**Problem details**: Give all of the lines again, with nothing added or dropped.

**Data in this exercise**:
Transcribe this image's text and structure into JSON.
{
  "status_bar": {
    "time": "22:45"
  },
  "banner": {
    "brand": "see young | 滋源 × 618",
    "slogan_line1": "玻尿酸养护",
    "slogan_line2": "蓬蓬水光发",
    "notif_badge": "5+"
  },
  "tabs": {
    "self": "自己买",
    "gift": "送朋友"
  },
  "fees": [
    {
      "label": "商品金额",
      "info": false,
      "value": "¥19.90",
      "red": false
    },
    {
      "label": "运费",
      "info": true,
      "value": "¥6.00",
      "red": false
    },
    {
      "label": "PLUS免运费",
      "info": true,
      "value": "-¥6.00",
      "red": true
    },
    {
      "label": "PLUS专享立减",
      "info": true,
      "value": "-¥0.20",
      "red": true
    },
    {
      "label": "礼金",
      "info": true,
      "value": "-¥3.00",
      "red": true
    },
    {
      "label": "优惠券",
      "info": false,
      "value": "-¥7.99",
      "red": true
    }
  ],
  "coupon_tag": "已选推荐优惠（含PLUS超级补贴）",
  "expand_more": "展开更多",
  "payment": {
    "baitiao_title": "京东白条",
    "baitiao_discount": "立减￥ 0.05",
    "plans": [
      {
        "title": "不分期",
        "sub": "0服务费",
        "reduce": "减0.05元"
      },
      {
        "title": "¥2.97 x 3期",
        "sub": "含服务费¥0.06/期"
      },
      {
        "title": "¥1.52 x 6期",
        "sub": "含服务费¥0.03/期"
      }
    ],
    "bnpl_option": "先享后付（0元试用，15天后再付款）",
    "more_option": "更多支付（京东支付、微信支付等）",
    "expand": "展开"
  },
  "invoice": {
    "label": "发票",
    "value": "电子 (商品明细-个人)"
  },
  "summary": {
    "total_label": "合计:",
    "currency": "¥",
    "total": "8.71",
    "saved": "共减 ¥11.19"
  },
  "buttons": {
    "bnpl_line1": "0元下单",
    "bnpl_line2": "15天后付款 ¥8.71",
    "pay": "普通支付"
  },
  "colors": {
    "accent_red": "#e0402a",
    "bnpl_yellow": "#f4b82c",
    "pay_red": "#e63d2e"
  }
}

**Answer to this problem**:
Transcribe this image's text and structure into JSON.
{
  "status_bar": {
    "time": "22:45"
  },
  "banner": {
    "brand": "see young | 滋源 × 618",
    "slogan_line1": "玻尿酸养护",
    "slogan_line2": "蓬蓬水光发",
    "notif_badge": "5+"
  },
  "tabs": {
    "self": "自己买",
    "gift": "送朋友"
  },
  "fees": [
    {
      "label": "商品金额",
      "info": false,
      "value": "¥19.90",
      "red": false
    },
    {
      "label": "运费",
      "info": true,
      "value": "¥6.00",
      "red": false
    },
    {
      "label": "PLUS免运费",
      "info": true,
      "value": "-¥6.00",
      "red": true
    },
    {
      "label": "PLUS专享立减",
      "info": true,
      "value": "-¥0.20",
      "red": true
    },
    {
      "label": "礼金",
      "info": true,
      "value": "-¥3.00",
      "red": true
    },
    {
      "label": "优惠券",
      "info": false,
      "value": "-¥7.99",
      "red": true
    }
  ],
  "coupon_tag": "已选推荐优惠（含PLUS超级补贴）",
  "expand_more": "展开更多",
  "payment": {
    "baitiao_title": "京东白条",
    "baitiao_discount": "立减￥ 0.05",
    "plans": [
      {
        "title": "不分期",
        "sub": "0服务费",
        "reduce": "减0.05元"
      },
      {
        "title": "¥2.97 x 3期",
        "sub": "含服务费¥0.06/期"
      },
      {
        "title": "¥1.52 x 6期",
        "sub": "含服务费¥0.03/期"
      }
    ],
    "bnpl_option": "先享后付（0元试用，15天后再付款）",
    "more_option": "更多支付（京东支付、微信支付等）",
    "expand": "展开"
  },
  "invoice": {
    "label": "发票",
    "value": "电子 (商品明细-个人)"
  },
  "summary": {
    "total_label": "合计:",
    "currency": "¥",
    "total": "8.71",
    "saved": "共减 ¥11.19"
  },
  "buttons": {
    "bnpl_line1": "0元下单",
    "bnpl_line2": "15天后付款 ¥8.71",
    "pay": "普通支付"
  },
  "colors": {
    "accent_red": "#e0402a",
    "bnpl_yellow": "#f4b82c",
    "pay_red": "#e63d2e"
  }
}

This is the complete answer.